* [What you should do] Pick out every line holding the string "xlabel" and copy it.

* [Supplied data]
** BEGIN **
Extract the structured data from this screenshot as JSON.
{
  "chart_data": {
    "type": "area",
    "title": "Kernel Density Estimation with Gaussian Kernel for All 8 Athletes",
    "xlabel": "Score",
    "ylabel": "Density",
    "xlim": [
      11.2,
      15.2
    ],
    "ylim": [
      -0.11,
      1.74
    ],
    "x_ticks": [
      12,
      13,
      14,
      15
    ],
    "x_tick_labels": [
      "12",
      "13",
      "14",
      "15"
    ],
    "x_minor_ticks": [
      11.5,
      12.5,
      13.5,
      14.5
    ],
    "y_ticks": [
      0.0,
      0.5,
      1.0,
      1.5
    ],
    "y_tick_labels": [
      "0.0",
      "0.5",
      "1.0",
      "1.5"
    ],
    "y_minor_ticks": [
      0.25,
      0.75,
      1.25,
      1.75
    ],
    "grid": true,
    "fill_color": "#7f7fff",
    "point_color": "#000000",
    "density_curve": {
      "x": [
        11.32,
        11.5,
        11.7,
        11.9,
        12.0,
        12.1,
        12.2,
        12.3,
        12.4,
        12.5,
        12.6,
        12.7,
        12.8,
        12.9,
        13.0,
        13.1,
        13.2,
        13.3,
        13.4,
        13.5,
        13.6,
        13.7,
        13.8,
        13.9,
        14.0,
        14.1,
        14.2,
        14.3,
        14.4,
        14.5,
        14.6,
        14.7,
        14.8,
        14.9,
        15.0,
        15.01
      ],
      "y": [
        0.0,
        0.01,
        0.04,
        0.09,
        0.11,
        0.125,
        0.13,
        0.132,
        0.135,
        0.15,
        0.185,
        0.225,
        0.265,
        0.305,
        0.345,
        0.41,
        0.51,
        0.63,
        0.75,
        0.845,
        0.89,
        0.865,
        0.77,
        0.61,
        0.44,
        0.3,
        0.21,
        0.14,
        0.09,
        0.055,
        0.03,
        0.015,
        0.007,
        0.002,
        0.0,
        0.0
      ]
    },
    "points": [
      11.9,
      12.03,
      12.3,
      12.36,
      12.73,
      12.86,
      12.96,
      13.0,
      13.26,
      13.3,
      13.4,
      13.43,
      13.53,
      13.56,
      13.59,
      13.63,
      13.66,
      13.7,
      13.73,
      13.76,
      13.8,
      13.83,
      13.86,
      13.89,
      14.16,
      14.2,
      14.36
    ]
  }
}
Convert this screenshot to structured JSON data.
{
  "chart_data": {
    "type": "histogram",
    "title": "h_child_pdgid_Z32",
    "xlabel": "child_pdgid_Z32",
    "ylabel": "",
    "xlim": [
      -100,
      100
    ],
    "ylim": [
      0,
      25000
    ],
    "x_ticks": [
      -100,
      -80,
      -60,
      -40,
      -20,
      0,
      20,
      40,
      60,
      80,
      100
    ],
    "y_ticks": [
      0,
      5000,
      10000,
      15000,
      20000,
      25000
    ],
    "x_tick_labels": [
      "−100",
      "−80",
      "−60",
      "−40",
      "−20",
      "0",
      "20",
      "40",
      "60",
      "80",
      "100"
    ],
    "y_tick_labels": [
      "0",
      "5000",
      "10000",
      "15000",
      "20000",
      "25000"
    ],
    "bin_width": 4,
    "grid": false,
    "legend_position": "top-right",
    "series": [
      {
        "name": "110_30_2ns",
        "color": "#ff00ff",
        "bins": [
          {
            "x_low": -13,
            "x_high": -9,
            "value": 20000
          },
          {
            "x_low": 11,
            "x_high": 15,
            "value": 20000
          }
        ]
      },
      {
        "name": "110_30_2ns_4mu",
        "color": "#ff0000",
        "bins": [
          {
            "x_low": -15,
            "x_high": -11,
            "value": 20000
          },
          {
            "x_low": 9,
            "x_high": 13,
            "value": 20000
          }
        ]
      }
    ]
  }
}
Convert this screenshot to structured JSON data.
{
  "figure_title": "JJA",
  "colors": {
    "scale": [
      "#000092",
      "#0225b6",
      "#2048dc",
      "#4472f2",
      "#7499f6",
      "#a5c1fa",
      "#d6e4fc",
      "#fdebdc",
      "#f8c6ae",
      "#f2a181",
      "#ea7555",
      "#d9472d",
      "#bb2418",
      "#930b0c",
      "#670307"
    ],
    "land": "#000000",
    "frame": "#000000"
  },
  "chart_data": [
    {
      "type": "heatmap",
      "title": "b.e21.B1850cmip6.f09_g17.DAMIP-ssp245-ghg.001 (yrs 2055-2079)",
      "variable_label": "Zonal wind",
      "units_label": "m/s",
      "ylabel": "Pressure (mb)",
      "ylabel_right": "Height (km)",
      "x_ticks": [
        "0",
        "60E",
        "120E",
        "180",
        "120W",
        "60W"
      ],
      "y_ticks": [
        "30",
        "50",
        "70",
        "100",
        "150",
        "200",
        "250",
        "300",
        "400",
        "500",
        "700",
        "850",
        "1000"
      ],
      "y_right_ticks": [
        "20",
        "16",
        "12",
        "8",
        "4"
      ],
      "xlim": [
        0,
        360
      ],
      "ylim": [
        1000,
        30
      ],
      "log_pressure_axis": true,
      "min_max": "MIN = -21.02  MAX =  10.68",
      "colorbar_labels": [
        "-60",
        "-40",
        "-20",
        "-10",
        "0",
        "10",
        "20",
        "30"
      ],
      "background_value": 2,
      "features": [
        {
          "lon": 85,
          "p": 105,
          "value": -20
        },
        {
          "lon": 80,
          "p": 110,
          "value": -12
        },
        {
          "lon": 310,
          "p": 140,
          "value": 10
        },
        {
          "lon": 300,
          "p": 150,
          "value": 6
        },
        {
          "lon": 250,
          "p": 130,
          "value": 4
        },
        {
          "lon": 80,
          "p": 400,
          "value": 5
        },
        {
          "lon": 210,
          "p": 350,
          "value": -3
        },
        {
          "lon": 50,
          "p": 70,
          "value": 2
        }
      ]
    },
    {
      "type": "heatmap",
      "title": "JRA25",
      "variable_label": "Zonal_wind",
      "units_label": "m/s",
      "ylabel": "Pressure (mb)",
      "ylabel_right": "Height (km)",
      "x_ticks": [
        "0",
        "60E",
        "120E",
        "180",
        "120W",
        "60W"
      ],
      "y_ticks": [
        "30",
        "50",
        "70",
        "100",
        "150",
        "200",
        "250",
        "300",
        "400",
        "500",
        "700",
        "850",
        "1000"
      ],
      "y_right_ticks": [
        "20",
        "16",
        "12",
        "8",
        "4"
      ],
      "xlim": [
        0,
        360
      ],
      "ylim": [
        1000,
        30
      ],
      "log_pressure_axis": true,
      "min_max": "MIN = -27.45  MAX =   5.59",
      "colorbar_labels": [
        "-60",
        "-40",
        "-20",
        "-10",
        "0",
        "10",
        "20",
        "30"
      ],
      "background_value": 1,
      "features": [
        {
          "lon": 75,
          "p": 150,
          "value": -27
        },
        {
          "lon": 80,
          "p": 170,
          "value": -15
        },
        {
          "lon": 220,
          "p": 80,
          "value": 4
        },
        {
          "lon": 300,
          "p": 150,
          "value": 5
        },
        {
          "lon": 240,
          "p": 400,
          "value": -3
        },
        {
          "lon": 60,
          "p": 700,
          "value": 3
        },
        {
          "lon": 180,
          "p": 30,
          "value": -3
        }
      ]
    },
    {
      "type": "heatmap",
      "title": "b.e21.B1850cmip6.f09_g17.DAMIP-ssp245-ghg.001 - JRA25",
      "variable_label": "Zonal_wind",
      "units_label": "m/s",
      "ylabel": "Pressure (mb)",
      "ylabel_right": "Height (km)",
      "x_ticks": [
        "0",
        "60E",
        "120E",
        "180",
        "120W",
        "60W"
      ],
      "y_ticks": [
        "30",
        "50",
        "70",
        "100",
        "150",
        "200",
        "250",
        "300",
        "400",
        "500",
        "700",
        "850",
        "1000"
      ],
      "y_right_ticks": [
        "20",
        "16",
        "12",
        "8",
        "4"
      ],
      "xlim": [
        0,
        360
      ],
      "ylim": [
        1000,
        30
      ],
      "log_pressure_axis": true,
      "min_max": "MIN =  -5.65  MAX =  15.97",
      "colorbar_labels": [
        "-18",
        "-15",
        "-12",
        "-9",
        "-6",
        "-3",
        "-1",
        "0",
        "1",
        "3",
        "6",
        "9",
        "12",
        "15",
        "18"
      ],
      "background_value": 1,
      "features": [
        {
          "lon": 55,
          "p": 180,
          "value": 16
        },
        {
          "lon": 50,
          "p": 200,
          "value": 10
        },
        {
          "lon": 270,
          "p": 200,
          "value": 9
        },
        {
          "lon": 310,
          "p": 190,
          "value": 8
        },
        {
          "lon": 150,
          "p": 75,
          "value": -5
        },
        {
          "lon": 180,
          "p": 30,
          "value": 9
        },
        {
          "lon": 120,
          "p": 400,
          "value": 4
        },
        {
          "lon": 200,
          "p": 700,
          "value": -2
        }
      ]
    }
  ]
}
** END **
* [The completed task]
    "xlabel": "Score",
    "xlabel": "child_pdgid_Z32",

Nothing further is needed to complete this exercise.